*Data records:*
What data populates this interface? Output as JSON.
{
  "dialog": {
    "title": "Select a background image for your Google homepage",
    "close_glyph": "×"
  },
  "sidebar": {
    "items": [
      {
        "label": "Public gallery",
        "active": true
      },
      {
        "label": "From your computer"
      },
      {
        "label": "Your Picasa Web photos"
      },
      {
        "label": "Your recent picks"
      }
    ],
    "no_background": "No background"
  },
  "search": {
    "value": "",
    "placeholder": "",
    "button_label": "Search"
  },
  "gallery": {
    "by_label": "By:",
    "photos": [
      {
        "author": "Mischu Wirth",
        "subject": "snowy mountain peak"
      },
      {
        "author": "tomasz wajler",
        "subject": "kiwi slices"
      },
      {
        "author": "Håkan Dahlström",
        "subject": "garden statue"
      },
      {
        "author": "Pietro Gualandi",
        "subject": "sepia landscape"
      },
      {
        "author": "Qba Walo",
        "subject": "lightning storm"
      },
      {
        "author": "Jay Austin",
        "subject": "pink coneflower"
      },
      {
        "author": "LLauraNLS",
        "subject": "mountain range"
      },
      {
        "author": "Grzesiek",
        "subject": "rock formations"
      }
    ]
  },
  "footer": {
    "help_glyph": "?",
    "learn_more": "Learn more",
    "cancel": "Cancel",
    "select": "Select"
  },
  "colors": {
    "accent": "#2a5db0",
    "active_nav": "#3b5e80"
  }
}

*Problem statement:* Retype the records in full. Keep every line identical to the original.

*Final answer:*
What data populates this interface? Output as JSON.
{
  "dialog": {
    "title": "Select a background image for your Google homepage",
    "close_glyph": "×"
  },
  "sidebar": {
    "items": [
      {
        "label": "Public gallery",
        "active": true
      },
      {
        "label": "From your computer"
      },
      {
        "label": "Your Picasa Web photos"
      },
      {
        "label": "Your recent picks"
      }
    ],
    "no_background": "No background"
  },
  "search": {
    "value": "",
    "placeholder": "",
    "button_label": "Search"
  },
  "gallery": {
    "by_label": "By:",
    "photos": [
      {
        "author": "Mischu Wirth",
        "subject": "snowy mountain peak"
      },
      {
        "author": "tomasz wajler",
        "subject": "kiwi slices"
      },
      {
        "author": "Håkan Dahlström",
        "subject": "garden statue"
      },
      {
        "author": "Pietro Gualandi",
        "subject": "sepia landscape"
      },
      {
        "author": "Qba Walo",
        "subject": "lightning storm"
      },
      {
        "author": "Jay Austin",
        "subject": "pink coneflower"
      },
      {
        "author": "LLauraNLS",
        "subject": "mountain range"
      },
      {
        "author": "Grzesiek",
        "subject": "rock formations"
      }
    ]
  },
  "footer": {
    "help_glyph": "?",
    "learn_more": "Learn more",
    "cancel": "Cancel",
    "select": "Select"
  },
  "colors": {
    "accent": "#2a5db0",
    "active_nav": "#3b5e80"
  }
}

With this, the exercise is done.